Task brief - Can you quote the material word for word, starting at its very first line and continuing through the line containing "svg-text:34: 34 — [887, 209, 918, 240]", including both of those lines?

[Records of elements and coordinates]
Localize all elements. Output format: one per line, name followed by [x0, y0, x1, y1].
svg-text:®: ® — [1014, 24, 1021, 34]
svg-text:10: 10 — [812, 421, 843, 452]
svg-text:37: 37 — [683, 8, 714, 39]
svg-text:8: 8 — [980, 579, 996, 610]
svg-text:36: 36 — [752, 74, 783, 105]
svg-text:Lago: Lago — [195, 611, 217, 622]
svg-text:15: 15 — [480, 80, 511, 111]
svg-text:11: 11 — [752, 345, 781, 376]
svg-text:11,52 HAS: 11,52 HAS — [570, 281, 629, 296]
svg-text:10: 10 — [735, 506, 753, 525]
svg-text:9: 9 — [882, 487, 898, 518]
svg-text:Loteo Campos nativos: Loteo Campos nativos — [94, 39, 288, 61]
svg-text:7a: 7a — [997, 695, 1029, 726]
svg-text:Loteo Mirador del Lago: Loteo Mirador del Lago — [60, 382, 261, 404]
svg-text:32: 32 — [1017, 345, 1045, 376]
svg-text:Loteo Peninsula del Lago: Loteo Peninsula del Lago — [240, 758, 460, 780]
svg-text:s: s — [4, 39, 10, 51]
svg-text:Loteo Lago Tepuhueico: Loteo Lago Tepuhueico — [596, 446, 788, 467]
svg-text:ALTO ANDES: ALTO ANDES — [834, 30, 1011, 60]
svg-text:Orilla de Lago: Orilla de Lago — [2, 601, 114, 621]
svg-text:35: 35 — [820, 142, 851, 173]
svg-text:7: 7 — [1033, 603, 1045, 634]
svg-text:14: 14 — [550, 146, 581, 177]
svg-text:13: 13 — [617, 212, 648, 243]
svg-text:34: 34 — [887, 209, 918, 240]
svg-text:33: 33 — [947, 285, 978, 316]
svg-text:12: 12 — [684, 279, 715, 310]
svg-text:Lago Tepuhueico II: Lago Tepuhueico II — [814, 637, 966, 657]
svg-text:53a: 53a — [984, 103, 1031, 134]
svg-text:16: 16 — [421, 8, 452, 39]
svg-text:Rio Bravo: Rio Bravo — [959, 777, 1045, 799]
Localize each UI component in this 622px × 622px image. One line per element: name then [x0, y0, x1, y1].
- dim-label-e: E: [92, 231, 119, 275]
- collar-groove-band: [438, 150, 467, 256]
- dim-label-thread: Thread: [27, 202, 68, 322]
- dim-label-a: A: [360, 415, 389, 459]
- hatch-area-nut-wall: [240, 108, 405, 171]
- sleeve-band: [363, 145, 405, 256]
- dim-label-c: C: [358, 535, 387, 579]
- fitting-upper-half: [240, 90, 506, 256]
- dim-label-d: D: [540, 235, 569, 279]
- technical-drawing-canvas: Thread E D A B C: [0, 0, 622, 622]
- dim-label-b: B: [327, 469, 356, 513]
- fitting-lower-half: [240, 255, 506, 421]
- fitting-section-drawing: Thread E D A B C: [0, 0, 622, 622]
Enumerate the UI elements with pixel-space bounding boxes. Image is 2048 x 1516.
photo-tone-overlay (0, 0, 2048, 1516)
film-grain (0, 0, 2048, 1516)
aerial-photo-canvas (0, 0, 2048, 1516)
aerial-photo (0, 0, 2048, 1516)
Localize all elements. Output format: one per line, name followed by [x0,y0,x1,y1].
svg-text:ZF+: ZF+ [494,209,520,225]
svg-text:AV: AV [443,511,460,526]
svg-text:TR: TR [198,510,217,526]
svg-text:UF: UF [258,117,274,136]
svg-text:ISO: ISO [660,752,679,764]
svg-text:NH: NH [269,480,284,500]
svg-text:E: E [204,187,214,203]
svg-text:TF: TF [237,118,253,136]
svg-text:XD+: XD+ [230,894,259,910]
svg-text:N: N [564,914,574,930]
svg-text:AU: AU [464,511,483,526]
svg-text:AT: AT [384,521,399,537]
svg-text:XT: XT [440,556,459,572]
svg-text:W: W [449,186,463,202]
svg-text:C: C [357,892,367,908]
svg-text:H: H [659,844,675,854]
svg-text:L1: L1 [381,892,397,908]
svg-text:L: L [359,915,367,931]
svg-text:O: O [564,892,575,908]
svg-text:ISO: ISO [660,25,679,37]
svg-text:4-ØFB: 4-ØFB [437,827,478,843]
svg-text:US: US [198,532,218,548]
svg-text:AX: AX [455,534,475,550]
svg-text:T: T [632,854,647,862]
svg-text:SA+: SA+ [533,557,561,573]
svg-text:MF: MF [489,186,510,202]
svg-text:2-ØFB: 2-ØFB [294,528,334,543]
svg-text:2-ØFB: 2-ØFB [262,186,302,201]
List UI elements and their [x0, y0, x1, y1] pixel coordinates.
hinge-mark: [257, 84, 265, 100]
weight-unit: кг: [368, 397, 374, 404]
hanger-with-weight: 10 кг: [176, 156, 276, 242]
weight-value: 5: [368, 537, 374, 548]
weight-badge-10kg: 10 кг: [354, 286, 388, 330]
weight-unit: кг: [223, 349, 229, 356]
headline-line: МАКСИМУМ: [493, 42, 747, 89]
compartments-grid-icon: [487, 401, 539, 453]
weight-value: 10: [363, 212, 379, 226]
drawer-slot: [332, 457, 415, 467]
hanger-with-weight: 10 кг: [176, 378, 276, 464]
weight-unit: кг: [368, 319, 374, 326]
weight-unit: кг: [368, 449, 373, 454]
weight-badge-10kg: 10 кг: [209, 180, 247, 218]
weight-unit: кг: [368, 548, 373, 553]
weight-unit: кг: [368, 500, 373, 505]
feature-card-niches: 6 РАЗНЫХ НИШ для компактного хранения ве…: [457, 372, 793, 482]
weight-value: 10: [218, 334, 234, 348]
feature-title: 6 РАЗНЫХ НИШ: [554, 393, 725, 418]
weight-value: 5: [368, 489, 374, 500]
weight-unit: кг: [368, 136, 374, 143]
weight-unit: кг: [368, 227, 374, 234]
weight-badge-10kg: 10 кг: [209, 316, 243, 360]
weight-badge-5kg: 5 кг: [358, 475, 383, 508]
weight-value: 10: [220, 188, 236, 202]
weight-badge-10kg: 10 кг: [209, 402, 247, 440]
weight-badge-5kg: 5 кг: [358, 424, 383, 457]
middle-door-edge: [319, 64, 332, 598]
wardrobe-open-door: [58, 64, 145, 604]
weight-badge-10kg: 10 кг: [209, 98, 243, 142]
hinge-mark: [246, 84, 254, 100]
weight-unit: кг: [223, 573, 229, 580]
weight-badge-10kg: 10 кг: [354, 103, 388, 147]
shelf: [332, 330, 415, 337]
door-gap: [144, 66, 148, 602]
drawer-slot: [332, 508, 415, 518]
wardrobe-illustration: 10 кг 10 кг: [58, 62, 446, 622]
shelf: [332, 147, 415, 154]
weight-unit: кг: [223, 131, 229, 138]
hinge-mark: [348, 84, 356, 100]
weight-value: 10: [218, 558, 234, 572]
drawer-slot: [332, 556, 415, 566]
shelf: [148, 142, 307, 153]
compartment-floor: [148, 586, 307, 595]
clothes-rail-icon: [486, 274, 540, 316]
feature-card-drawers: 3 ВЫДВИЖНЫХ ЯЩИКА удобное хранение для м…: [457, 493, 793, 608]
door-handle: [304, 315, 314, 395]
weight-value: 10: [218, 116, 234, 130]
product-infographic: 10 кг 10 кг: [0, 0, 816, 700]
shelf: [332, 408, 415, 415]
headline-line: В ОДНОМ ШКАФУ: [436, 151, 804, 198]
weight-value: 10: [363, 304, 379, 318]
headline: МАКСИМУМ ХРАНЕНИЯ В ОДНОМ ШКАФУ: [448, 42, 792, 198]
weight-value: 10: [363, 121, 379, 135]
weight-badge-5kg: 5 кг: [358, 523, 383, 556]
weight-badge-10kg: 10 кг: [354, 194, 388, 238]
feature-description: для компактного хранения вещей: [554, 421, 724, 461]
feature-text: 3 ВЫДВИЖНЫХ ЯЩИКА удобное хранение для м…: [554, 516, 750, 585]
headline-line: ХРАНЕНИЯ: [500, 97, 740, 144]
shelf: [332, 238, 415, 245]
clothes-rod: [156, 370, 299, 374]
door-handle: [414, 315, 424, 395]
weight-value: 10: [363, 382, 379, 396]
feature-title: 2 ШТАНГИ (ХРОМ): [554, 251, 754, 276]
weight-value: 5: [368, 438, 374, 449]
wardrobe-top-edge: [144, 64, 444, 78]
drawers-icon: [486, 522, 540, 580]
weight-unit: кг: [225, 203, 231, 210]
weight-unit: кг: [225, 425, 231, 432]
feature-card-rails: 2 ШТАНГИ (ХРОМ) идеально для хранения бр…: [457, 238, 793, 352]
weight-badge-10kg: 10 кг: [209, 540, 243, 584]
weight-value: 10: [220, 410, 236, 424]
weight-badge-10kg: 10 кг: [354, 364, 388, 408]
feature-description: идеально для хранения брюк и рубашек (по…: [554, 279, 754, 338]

Solution to this problem -
Localize all elements. Output format: one per line, name followed by [x0, y0, x1, y1].
svg-text:®: ® — [1014, 24, 1021, 34]
svg-text:10: 10 — [812, 421, 843, 452]
svg-text:37: 37 — [683, 8, 714, 39]
svg-text:8: 8 — [980, 579, 996, 610]
svg-text:36: 36 — [752, 74, 783, 105]
svg-text:Lago: Lago — [195, 611, 217, 622]
svg-text:15: 15 — [480, 80, 511, 111]
svg-text:11: 11 — [752, 345, 781, 376]
svg-text:11,52 HAS: 11,52 HAS — [570, 281, 629, 296]
svg-text:10: 10 — [735, 506, 753, 525]
svg-text:9: 9 — [882, 487, 898, 518]
svg-text:Loteo Campos nativos: Loteo Campos nativos — [94, 39, 288, 61]
svg-text:7a: 7a — [997, 695, 1029, 726]
svg-text:Loteo Mirador del Lago: Loteo Mirador del Lago — [60, 382, 261, 404]
svg-text:32: 32 — [1017, 345, 1045, 376]
svg-text:Loteo Peninsula del Lago: Loteo Peninsula del Lago — [240, 758, 460, 780]
svg-text:s: s — [4, 39, 10, 51]
svg-text:Loteo Lago Tepuhueico: Loteo Lago Tepuhueico — [596, 446, 788, 467]
svg-text:ALTO ANDES: ALTO ANDES — [834, 30, 1011, 60]
svg-text:Orilla de Lago: Orilla de Lago — [2, 601, 114, 621]
svg-text:35: 35 — [820, 142, 851, 173]
svg-text:7: 7 — [1033, 603, 1045, 634]
svg-text:14: 14 — [550, 146, 581, 177]
svg-text:13: 13 — [617, 212, 648, 243]
svg-text:34: 34 — [887, 209, 918, 240]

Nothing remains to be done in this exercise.